Every entry that follows should be repeated exactly; drop the images.

__Materials provided__:
-- begin --

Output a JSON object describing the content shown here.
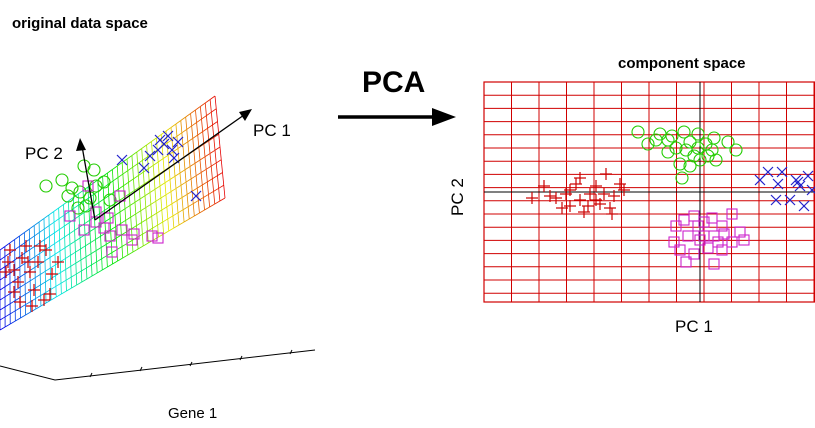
{
  "left_panel": {
    "title": "original data space",
    "pc1_label": "PC 1",
    "pc2_label": "PC 2",
    "gene1_label": "Gene 1"
  },
  "transform": {
    "label": "PCA"
  },
  "right_panel": {
    "title": "component space",
    "xlabel": "PC 1",
    "ylabel": "PC 2"
  },
  "colors": {
    "grid": "#d00000",
    "cluster_plus": "#cc0000",
    "cluster_circle": "#22cc00",
    "cluster_square": "#cc22cc",
    "cluster_cross": "#2222cc",
    "axis": "#000000"
  },
  "icons": [
    "arrow-right-icon",
    "plus-marker",
    "circle-marker",
    "square-marker",
    "cross-marker"
  ]
}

-- end --

__Response to this task__:
Output a JSON object describing the content shown here.
{
  "left_panel": {
    "title": "original data space",
    "pc1_label": "PC 1",
    "pc2_label": "PC 2",
    "gene1_label": "Gene 1"
  },
  "transform": {
    "label": "PCA"
  },
  "right_panel": {
    "title": "component space",
    "xlabel": "PC 1",
    "ylabel": "PC 2"
  },
  "colors": {
    "grid": "#d00000",
    "cluster_plus": "#cc0000",
    "cluster_circle": "#22cc00",
    "cluster_square": "#cc22cc",
    "cluster_cross": "#2222cc",
    "axis": "#000000"
  },
  "icons": [
    "arrow-right-icon",
    "plus-marker",
    "circle-marker",
    "square-marker",
    "cross-marker"
  ]
}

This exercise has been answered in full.